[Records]

# # # #

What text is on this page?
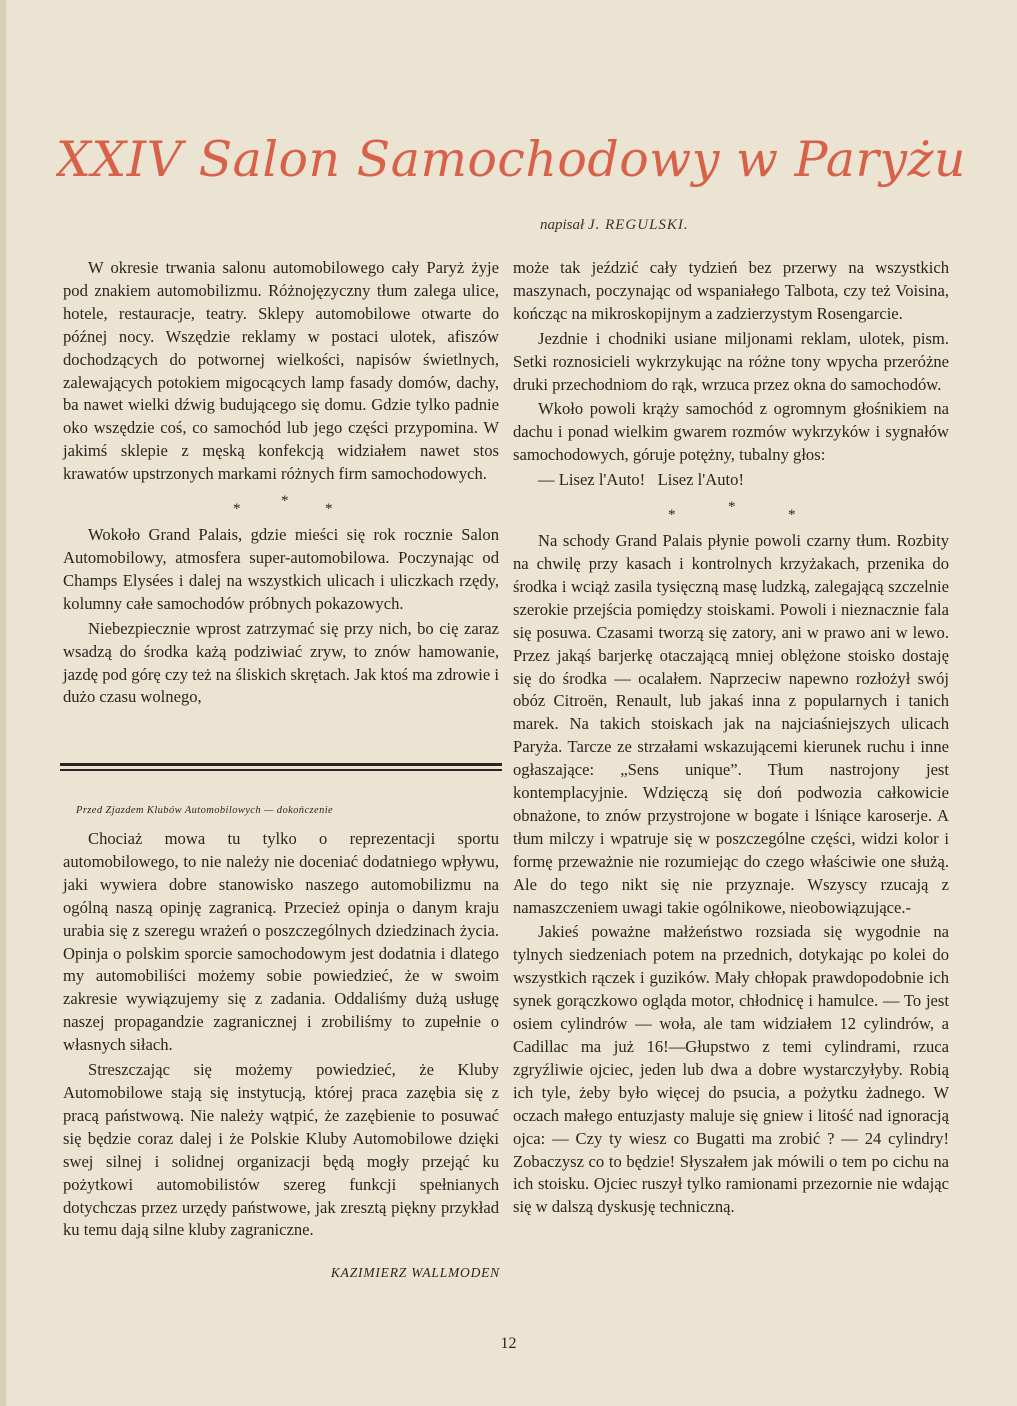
XXIV Salon Samochodowy w Paryżu
napisał J. REGULSKI.

W okresie trwania salonu automobilowego cały Paryż żyje pod znakiem automobilizmu. Różnojęzyczny tłum zalega ulice, hotele, restauracje, teatry. Sklepy automobilowe otwarte do późnej nocy. Wszędzie reklamy w postaci ulotek, afiszów dochodzących do potwornej wielkości, napisów świetlnych, zalewających potokiem migocących lamp fasady domów, dachy, ba nawet wielki dźwig budującego się domu. Gdzie tylko padnie oko wszędzie coś, co samochód lub jego części przypomina. W jakimś sklepie z męską konfekcją widziałem nawet stos krawatów upstrzonych markami różnych firm samochodowych.

*	* *

Wokoło Grand Palais, gdzie mieści się rok rocznie Salon Automobilowy, atmosfera super-automobilowa. Poczynając od Champs Elysées i dalej na wszystkich ulicach i uliczkach rzędy, kolumny całe samochodów próbnych pokazowych.

Niebezpiecznie wprost zatrzymać się przy nich, bo cię zaraz wsadzą do środka każą podziwiać zryw, to znów hamowanie, jazdę pod górę czy też na śliskich skrętach. Jak ktoś ma zdrowie i dużo czasu wolnego,

Przed Zjazdem Klubów Automobilowych — dokończenie

Chociaż mowa tu tylko o reprezentacji sportu automobilowego, to nie należy nie doceniać dodatniego wpływu, jaki wywiera dobre stanowisko naszego automobilizmu na ogólną naszą opinję zagranicą. Przecież opinja o danym kraju urabia się z szeregu wrażeń o poszczególnych dziedzinach życia. Opinja o polskim sporcie samochodowym jest dodatnia i dlatego my automobiliści możemy sobie powiedzieć, że w swoim zakresie wywiązujemy się z zadania. Oddaliśmy dużą usługę naszej propagandzie zagranicznej i zrobiliśmy to zupełnie o własnych siłach.

Streszczając się możemy powiedzieć, że Kluby Automobilowe stają się instytucją, której praca zazębia się z pracą państwową. Nie należy wątpić, że zazębienie to posuwać się będzie coraz dalej i że Polskie Kluby Automobilowe dzięki swej silnej i solidnej organizacji będą mogły przejąć ku pożytkowi automobilistów szereg funkcji spełnianych dotychczas przez urzędy państwowe, jak zresztą piękny przykład ku temu dają silne kluby zagraniczne.

KAZIMIERZ WALLMODEN

może tak jeździć cały tydzień bez przerwy na wszystkich maszynach, poczynając od wspaniałego Talbota, czy też Voisina, kończąc na mikroskopijnym a zadzierzystym Rosengarcie.

Jezdnie i chodniki usiane miljonami reklam, ulotek, pism. Setki roznosicieli wykrzykując na różne tony wpycha przeróżne druki przechodniom do rąk, wrzuca przez okna do samochodów.

Wkoło powoli krąży samochód z ogromnym głośnikiem na dachu i ponad wielkim gwarem rozmów wykrzyków i sygnałów samochodowych, góruje potężny, tubalny głos:

— Lisez l'Auto!   Lisez l'Auto!

*	*	*

Na schody Grand Palais płynie powoli czarny tłum. Rozbity na chwilę przy kasach i kontrolnych krzyżakach, przenika do środka i wciąż zasila tysięczną masę ludzką, zalegającą szczelnie szerokie przejścia pomiędzy stoiskami. Powoli i nieznacznie fala się posuwa. Czasami tworzą się zatory, ani w prawo ani w lewo. Przez jakąś barjerkę otaczającą mniej oblężone stoisko dostaję się do środka — ocalałem. Naprzeciw napewno rozłożył swój obóz Citroën, Renault, lub jakaś inna z popularnych i tanich marek. Na takich stoiskach jak na najciaśniejszych ulicach Paryża. Tarcze ze strzałami wskazującemi kierunek ruchu i inne ogłaszające: „Sens unique”. Tłum nastrojony jest kontemplacyjnie. Wdzięczą się doń podwozia całkowicie obnażone, to znów przystrojone w bogate i lśniące karoserje. A tłum milczy i wpatruje się w poszczególne części, widzi kolor i formę przeważnie nie rozumiejąc do czego właściwie one służą. Ale do tego nikt się nie przyznaje. Wszyscy rzucają z namaszczeniem uwagi takie ogólnikowe, nieobowiązujące.-

Jakieś poważne małżeństwo rozsiada się wygodnie na tylnych siedzeniach potem na przednich, dotykając po kolei do wszystkich rączek i guzików. Mały chłopak prawdopodobnie ich synek gorączkowo ogląda motor, chłodnicę i hamulce. — To jest osiem cylindrów — woła, ale tam widziałem 12 cylindrów, a Cadillac ma już 16!—Głupstwo z temi cylindrami, rzuca zgryźliwie ojciec, jeden lub dwa a dobre wystarczyłyby. Robią ich tyle, żeby było więcej do psucia, a pożytku żadnego. W oczach małego entuzjasty maluje się gniew i litość nad ignoracją ojca: — Czy ty wiesz co Bugatti ma zrobić ? — 24 cylindry! Zobaczysz co to będzie! Słyszałem jak mówili o tem po cichu na ich stoisku. Ojciec ruszył tylko ramionami przezornie nie wdając się w dalszą dyskusję techniczną.

12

# # # #

Restate each line of the records exactly; pictures do not belong in the copy.

What text is on this page?
XXIV Salon Samochodowy w Paryżu
napisał J. REGULSKI.

W okresie trwania salonu automobilowego cały Paryż żyje pod znakiem automobilizmu. Różnojęzyczny tłum zalega ulice, hotele, restauracje, teatry. Sklepy automobilowe otwarte do późnej nocy. Wszędzie reklamy w postaci ulotek, afiszów dochodzących do potwornej wielkości, napisów świetlnych, zalewających potokiem migocących lamp fasady domów, dachy, ba nawet wielki dźwig budującego się domu. Gdzie tylko padnie oko wszędzie coś, co samochód lub jego części przypomina. W jakimś sklepie z męską konfekcją widziałem nawet stos krawatów upstrzonych markami różnych firm samochodowych.

*	* *

Wokoło Grand Palais, gdzie mieści się rok rocznie Salon Automobilowy, atmosfera super-automobilowa. Poczynając od Champs Elysées i dalej na wszystkich ulicach i uliczkach rzędy, kolumny całe samochodów próbnych pokazowych.

Niebezpiecznie wprost zatrzymać się przy nich, bo cię zaraz wsadzą do środka każą podziwiać zryw, to znów hamowanie, jazdę pod górę czy też na śliskich skrętach. Jak ktoś ma zdrowie i dużo czasu wolnego,

Przed Zjazdem Klubów Automobilowych — dokończenie

Chociaż mowa tu tylko o reprezentacji sportu automobilowego, to nie należy nie doceniać dodatniego wpływu, jaki wywiera dobre stanowisko naszego automobilizmu na ogólną naszą opinję zagranicą. Przecież opinja o danym kraju urabia się z szeregu wrażeń o poszczególnych dziedzinach życia. Opinja o polskim sporcie samochodowym jest dodatnia i dlatego my automobiliści możemy sobie powiedzieć, że w swoim zakresie wywiązujemy się z zadania. Oddaliśmy dużą usługę naszej propagandzie zagranicznej i zrobiliśmy to zupełnie o własnych siłach.

Streszczając się możemy powiedzieć, że Kluby Automobilowe stają się instytucją, której praca zazębia się z pracą państwową. Nie należy wątpić, że zazębienie to posuwać się będzie coraz dalej i że Polskie Kluby Automobilowe dzięki swej silnej i solidnej organizacji będą mogły przejąć ku pożytkowi automobilistów szereg funkcji spełnianych dotychczas przez urzędy państwowe, jak zresztą piękny przykład ku temu dają silne kluby zagraniczne.

KAZIMIERZ WALLMODEN

może tak jeździć cały tydzień bez przerwy na wszystkich maszynach, poczynając od wspaniałego Talbota, czy też Voisina, kończąc na mikroskopijnym a zadzierzystym Rosengarcie.

Jezdnie i chodniki usiane miljonami reklam, ulotek, pism. Setki roznosicieli wykrzykując na różne tony wpycha przeróżne druki przechodniom do rąk, wrzuca przez okna do samochodów.

Wkoło powoli krąży samochód z ogromnym głośnikiem na dachu i ponad wielkim gwarem rozmów wykrzyków i sygnałów samochodowych, góruje potężny, tubalny głos:

— Lisez l'Auto!   Lisez l'Auto!

*	*	*

Na schody Grand Palais płynie powoli czarny tłum. Rozbity na chwilę przy kasach i kontrolnych krzyżakach, przenika do środka i wciąż zasila tysięczną masę ludzką, zalegającą szczelnie szerokie przejścia pomiędzy stoiskami. Powoli i nieznacznie fala się posuwa. Czasami tworzą się zatory, ani w prawo ani w lewo. Przez jakąś barjerkę otaczającą mniej oblężone stoisko dostaję się do środka — ocalałem. Naprzeciw napewno rozłożył swój obóz Citroën, Renault, lub jakaś inna z popularnych i tanich marek. Na takich stoiskach jak na najciaśniejszych ulicach Paryża. Tarcze ze strzałami wskazującemi kierunek ruchu i inne ogłaszające: „Sens unique”. Tłum nastrojony jest kontemplacyjnie. Wdzięczą się doń podwozia całkowicie obnażone, to znów przystrojone w bogate i lśniące karoserje. A tłum milczy i wpatruje się w poszczególne części, widzi kolor i formę przeważnie nie rozumiejąc do czego właściwie one służą. Ale do tego nikt się nie przyznaje. Wszyscy rzucają z namaszczeniem uwagi takie ogólnikowe, nieobowiązujące.-

Jakieś poważne małżeństwo rozsiada się wygodnie na tylnych siedzeniach potem na przednich, dotykając po kolei do wszystkich rączek i guzików. Mały chłopak prawdopodobnie ich synek gorączkowo ogląda motor, chłodnicę i hamulce. — To jest osiem cylindrów — woła, ale tam widziałem 12 cylindrów, a Cadillac ma już 16!—Głupstwo z temi cylindrami, rzuca zgryźliwie ojciec, jeden lub dwa a dobre wystarczyłyby. Robią ich tyle, żeby było więcej do psucia, a pożytku żadnego. W oczach małego entuzjasty maluje się gniew i litość nad ignoracją ojca: — Czy ty wiesz co Bugatti ma zrobić ? — 24 cylindry! Zobaczysz co to będzie! Słyszałem jak mówili o tem po cichu na ich stoisku. Ojciec ruszył tylko ramionami przezornie nie wdając się w dalszą dyskusję techniczną.

12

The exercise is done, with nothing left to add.